[Data excerpts]
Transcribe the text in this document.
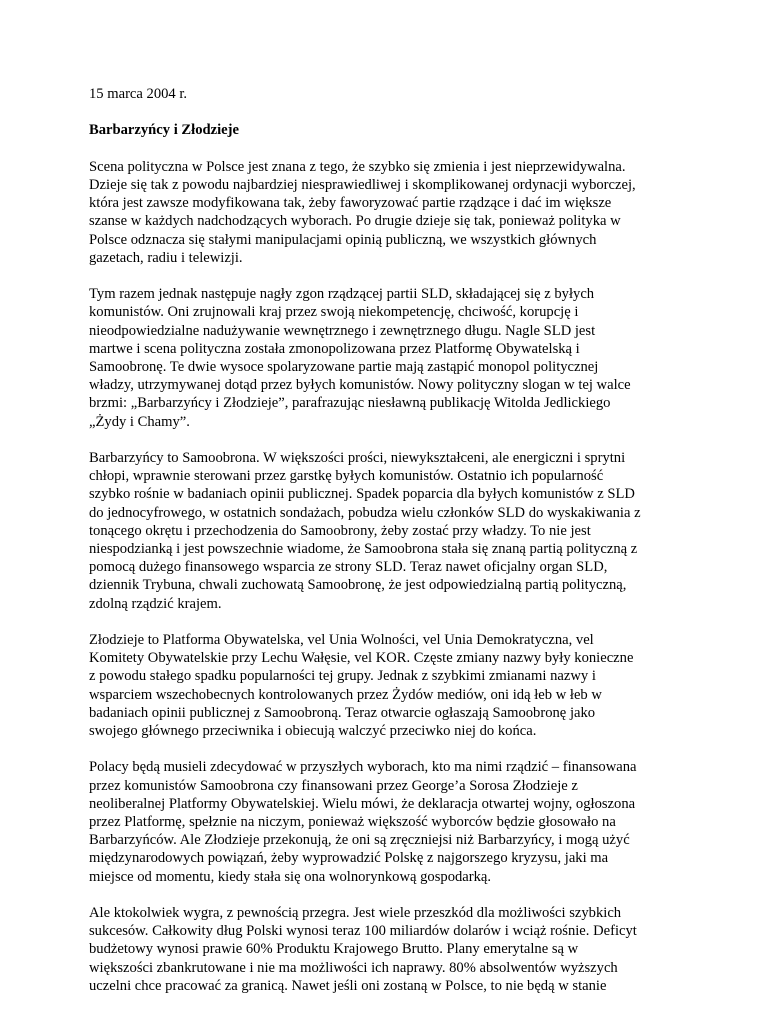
15 marca 2004 r.

Barbarzyńcy i Złodzieje

Scena polityczna w Polsce jest znana z tego, że szybko się zmienia i jest nieprzewidywalna.
Dzieje się tak z powodu najbardziej niesprawiedliwej i skomplikowanej ordynacji wyborczej,
która jest zawsze modyfikowana tak, żeby faworyzować partie rządzące i dać im większe
szanse w każdych nadchodzących wyborach. Po drugie dzieje się tak, ponieważ polityka w
Polsce odznacza się stałymi manipulacjami opinią publiczną, we wszystkich głównych
gazetach, radiu i telewizji.

Tym razem jednak następuje nagły zgon rządzącej partii SLD, składającej się z byłych
komunistów. Oni zrujnowali kraj przez swoją niekompetencję, chciwość, korupcję i
nieodpowiedzialne nadużywanie wewnętrznego i zewnętrznego długu. Nagle SLD jest
martwe i scena polityczna została zmonopolizowana przez Platformę Obywatelską i
Samoobronę. Te dwie wysoce spolaryzowane partie mają zastąpić monopol politycznej
władzy, utrzymywanej dotąd przez byłych komunistów. Nowy polityczny slogan w tej walce
brzmi: „Barbarzyńcy i Złodzieje”, parafrazując niesławną publikację Witolda Jedlickiego
„Żydy i Chamy”.

Barbarzyńcy to Samoobrona. W większości prości, niewykształceni, ale energiczni i sprytni
chłopi, wprawnie sterowani przez garstkę byłych komunistów. Ostatnio ich popularność
szybko rośnie w badaniach opinii publicznej. Spadek poparcia dla byłych komunistów z SLD
do jednocyfrowego, w ostatnich sondażach, pobudza wielu członków SLD do wyskakiwania z
tonącego okrętu i przechodzenia do Samoobrony, żeby zostać przy władzy. To nie jest
niespodzianką i jest powszechnie wiadome, że Samoobrona stała się znaną partią polityczną z
pomocą dużego finansowego wsparcia ze strony SLD. Teraz nawet oficjalny organ SLD,
dziennik Trybuna, chwali zuchowatą Samoobronę, że jest odpowiedzialną partią polityczną,
zdolną rządzić krajem.

Złodzieje to Platforma Obywatelska, vel Unia Wolności, vel Unia Demokratyczna, vel
Komitety Obywatelskie przy Lechu Wałęsie, vel KOR. Częste zmiany nazwy były konieczne
z powodu stałego spadku popularności tej grupy. Jednak z szybkimi zmianami nazwy i
wsparciem wszechobecnych kontrolowanych przez Żydów mediów, oni idą łeb w łeb w
badaniach opinii publicznej z Samoobroną. Teraz otwarcie ogłaszają Samoobronę jako
swojego głównego przeciwnika i obiecują walczyć przeciwko niej do końca.

Polacy będą musieli zdecydować w przyszłych wyborach, kto ma nimi rządzić – finansowana
przez komunistów Samoobrona czy finansowani przez George’a Sorosa Złodzieje z
neoliberalnej Platformy Obywatelskiej. Wielu mówi, że deklaracja otwartej wojny, ogłoszona
przez Platformę, spełznie na niczym, ponieważ większość wyborców będzie głosowało na
Barbarzyńców. Ale Złodzieje przekonują, że oni są zręczniejsi niż Barbarzyńcy, i mogą użyć
międzynarodowych powiązań, żeby wyprowadzić Polskę z najgorszego kryzysu, jaki ma
miejsce od momentu, kiedy stała się ona wolnorynkową gospodarką.

Ale ktokolwiek wygra, z pewnością przegra. Jest wiele przeszkód dla możliwości szybkich
sukcesów. Całkowity dług Polski wynosi teraz 100 miliardów dolarów i wciąż rośnie. Deficyt
budżetowy wynosi prawie 60% Produktu Krajowego Brutto. Plany emerytalne są w
większości zbankrutowane i nie ma możliwości ich naprawy. 80% absolwentów wyższych
uczelni chce pracować za granicą. Nawet jeśli oni zostaną w Polsce, to nie będą w stanie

**Stated task**
Return all lines containing "powodu".

**Finished task**
Dzieje się tak z powodu najbardziej niesprawiedliwej i skomplikowanej ordynacji wyborczej,
z powodu stałego spadku popularności tej grupy. Jednak z szybkimi zmianami nazwy i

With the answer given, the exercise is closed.